* SHORT EXERCISE *
Please return the rows below, starting with the first one and continuing up to and including the row containing "data-layer (213, 42, 906, 590)", copied word for word.

--

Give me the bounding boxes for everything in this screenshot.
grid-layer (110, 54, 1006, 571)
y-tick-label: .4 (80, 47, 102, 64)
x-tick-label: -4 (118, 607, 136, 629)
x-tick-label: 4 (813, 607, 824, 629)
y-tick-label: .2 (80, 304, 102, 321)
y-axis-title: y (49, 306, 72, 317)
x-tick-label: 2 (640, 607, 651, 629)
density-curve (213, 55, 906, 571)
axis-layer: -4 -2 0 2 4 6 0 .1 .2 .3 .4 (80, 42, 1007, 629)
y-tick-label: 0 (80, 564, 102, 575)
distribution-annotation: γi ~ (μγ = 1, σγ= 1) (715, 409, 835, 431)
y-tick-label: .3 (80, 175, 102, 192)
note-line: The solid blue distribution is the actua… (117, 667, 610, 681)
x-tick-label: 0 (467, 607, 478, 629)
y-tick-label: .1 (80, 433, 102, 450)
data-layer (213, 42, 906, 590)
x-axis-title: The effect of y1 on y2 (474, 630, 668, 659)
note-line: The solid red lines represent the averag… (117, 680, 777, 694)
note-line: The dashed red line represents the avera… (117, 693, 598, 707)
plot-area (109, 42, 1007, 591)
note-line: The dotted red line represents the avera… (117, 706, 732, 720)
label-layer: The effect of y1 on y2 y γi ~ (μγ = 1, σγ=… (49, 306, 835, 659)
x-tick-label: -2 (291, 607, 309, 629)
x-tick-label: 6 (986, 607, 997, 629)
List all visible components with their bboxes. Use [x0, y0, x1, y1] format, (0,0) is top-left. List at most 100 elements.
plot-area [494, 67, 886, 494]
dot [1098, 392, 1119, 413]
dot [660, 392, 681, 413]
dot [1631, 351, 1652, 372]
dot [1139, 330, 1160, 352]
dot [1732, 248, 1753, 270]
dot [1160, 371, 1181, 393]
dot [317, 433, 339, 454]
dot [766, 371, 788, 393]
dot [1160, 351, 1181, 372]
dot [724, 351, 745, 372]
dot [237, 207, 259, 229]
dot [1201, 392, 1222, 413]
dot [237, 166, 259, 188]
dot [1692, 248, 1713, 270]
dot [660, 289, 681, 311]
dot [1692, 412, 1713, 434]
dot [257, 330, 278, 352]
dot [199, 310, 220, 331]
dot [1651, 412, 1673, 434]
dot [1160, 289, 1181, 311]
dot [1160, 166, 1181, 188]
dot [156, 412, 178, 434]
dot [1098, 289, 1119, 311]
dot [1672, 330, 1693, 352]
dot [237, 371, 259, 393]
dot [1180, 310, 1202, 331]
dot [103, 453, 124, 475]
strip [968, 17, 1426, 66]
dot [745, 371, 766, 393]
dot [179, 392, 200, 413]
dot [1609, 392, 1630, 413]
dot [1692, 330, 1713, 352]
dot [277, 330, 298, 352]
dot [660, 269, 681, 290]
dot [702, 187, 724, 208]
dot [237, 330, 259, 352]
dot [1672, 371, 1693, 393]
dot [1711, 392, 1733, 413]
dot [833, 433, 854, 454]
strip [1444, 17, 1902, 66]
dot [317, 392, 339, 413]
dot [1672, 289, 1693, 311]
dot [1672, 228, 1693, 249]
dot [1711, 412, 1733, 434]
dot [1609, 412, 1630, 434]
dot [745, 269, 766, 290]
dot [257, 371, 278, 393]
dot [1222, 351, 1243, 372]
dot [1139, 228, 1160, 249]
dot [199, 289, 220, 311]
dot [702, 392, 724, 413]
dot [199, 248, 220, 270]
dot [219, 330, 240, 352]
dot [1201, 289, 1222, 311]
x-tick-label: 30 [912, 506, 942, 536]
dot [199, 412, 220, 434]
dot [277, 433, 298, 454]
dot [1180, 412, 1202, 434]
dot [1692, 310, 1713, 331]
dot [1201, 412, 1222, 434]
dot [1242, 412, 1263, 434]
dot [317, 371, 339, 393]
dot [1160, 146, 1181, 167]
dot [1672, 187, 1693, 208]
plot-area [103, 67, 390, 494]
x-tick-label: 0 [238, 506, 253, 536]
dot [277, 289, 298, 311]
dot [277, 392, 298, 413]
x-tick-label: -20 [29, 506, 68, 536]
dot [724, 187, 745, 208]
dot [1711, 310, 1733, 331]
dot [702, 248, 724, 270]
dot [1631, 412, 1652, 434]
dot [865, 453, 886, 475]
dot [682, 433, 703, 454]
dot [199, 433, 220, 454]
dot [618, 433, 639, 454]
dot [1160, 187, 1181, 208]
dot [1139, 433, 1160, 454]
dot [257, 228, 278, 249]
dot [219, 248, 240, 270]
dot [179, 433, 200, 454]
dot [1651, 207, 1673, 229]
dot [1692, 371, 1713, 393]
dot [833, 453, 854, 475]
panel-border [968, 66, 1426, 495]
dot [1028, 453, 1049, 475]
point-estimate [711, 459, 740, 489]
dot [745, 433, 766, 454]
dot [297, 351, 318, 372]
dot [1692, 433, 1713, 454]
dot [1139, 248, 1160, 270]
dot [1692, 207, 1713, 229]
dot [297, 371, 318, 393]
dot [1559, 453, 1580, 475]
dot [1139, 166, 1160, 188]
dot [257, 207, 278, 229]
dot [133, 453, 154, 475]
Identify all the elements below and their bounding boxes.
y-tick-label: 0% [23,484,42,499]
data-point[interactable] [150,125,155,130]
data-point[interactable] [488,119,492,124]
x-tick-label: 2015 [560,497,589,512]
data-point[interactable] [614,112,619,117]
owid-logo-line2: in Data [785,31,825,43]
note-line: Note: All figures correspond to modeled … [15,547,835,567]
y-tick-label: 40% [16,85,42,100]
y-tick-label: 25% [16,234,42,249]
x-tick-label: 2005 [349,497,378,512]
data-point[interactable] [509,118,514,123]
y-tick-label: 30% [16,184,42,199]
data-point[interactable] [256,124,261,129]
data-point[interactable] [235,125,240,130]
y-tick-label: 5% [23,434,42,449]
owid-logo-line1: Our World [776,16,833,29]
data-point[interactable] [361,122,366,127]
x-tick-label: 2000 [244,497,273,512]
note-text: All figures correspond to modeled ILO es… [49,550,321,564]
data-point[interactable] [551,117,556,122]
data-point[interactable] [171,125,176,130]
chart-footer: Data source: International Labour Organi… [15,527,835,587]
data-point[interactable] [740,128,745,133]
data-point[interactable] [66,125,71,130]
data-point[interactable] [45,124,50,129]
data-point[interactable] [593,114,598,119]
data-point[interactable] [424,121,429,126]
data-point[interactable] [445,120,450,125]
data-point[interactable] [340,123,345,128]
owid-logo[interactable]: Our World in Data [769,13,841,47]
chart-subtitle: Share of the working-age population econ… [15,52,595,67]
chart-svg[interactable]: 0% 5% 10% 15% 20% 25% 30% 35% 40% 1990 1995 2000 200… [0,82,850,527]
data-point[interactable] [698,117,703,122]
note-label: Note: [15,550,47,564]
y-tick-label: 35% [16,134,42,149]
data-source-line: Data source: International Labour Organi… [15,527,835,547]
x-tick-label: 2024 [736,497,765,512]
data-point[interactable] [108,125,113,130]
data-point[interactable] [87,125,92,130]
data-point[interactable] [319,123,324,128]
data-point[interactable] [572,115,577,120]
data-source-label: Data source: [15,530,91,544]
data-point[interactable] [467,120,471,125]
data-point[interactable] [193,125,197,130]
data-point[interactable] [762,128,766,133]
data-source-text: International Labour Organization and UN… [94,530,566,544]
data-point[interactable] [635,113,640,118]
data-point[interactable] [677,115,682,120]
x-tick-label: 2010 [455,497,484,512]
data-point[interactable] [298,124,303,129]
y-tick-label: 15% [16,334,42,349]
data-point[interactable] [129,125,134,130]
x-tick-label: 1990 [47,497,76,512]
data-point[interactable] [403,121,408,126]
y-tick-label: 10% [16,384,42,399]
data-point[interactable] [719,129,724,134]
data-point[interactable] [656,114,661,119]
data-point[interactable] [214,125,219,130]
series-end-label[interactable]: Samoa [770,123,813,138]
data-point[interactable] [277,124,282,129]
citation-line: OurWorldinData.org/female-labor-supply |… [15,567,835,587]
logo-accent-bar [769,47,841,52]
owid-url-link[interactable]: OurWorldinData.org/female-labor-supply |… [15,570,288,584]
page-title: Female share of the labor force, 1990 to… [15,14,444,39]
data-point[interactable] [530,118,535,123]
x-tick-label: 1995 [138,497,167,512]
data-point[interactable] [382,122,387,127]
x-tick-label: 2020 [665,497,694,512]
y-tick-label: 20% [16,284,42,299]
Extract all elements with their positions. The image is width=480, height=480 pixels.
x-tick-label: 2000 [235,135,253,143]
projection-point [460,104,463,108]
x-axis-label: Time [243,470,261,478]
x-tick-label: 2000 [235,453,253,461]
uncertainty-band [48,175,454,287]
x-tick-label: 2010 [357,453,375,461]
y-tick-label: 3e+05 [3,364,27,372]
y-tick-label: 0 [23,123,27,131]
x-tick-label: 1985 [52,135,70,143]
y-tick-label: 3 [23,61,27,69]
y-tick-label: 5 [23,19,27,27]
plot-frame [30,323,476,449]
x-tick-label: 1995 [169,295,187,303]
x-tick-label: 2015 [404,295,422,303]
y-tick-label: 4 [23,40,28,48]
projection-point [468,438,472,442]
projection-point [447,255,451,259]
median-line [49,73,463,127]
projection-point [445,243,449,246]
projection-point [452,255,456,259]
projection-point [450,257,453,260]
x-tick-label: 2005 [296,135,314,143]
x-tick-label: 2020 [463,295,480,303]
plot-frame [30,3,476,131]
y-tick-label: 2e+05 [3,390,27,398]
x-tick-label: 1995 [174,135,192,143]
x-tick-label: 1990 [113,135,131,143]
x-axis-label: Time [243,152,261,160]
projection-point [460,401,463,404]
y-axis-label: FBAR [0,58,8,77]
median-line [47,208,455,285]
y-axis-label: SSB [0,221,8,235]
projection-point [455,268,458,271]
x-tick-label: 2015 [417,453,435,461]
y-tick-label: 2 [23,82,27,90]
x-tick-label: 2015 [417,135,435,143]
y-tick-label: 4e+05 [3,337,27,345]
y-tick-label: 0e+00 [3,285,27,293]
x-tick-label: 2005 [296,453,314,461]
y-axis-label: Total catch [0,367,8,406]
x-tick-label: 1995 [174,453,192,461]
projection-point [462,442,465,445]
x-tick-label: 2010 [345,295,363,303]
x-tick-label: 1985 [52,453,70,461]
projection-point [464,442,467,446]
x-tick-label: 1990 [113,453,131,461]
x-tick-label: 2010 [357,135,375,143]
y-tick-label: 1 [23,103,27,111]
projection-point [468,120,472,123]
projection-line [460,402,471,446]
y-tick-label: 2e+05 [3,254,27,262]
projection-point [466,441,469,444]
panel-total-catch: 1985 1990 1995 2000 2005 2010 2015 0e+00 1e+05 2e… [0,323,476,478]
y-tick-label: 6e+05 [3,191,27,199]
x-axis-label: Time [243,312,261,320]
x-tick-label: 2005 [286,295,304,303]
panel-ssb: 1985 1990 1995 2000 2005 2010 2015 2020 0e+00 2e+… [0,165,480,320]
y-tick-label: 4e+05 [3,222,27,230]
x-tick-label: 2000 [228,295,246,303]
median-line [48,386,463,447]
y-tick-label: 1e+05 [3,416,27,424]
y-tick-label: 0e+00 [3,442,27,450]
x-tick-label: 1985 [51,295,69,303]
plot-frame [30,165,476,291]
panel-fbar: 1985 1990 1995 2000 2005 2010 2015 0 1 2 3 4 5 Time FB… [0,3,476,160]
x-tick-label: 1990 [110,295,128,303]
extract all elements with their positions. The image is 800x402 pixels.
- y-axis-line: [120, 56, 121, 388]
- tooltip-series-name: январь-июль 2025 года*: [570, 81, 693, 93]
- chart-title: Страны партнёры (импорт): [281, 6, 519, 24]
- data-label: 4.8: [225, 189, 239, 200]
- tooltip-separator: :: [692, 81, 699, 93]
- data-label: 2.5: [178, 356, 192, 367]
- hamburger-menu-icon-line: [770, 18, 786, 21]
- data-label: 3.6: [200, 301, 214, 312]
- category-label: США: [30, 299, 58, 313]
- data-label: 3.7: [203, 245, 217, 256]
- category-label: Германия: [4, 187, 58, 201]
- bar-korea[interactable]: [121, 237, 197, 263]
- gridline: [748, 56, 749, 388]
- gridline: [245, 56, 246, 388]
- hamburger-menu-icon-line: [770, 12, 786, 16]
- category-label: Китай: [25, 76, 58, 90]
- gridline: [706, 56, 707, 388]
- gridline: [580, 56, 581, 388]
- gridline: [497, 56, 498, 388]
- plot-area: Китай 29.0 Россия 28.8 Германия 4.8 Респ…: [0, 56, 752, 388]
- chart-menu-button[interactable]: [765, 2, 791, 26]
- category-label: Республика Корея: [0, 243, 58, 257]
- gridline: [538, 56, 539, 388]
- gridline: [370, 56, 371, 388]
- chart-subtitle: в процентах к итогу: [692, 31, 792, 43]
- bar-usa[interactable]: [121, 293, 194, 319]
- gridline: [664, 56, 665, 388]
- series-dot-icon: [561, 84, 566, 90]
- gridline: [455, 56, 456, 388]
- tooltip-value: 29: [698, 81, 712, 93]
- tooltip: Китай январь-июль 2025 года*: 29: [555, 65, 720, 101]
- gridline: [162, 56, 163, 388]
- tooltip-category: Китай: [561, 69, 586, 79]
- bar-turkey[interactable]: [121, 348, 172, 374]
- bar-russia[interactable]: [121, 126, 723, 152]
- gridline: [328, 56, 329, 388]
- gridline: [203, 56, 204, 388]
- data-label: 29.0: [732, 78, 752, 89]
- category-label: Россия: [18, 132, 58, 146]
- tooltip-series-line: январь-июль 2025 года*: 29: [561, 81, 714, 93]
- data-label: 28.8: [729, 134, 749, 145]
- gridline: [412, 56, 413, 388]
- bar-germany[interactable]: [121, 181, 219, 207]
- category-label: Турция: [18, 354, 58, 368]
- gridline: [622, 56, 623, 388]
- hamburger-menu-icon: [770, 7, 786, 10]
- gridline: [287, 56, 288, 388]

--

* PROBLEM SOLUTION *
Give me the bounding boxes for everything in this screenshot.
grid-layer (110, 54, 1006, 571)
y-tick-label: .4 (80, 47, 102, 64)
x-tick-label: -4 (118, 607, 136, 629)
x-tick-label: 4 (813, 607, 824, 629)
y-tick-label: .2 (80, 304, 102, 321)
y-axis-title: y (49, 306, 72, 317)
x-tick-label: 2 (640, 607, 651, 629)
density-curve (213, 55, 906, 571)
axis-layer: -4 -2 0 2 4 6 0 .1 .2 .3 .4 (80, 42, 1007, 629)
y-tick-label: 0 (80, 564, 102, 575)
distribution-annotation: γi ~ (μγ = 1, σγ= 1) (715, 409, 835, 431)
y-tick-label: .3 (80, 175, 102, 192)
note-line: The solid blue distribution is the actua… (117, 667, 610, 681)
x-tick-label: 0 (467, 607, 478, 629)
y-tick-label: .1 (80, 433, 102, 450)
data-layer (213, 42, 906, 590)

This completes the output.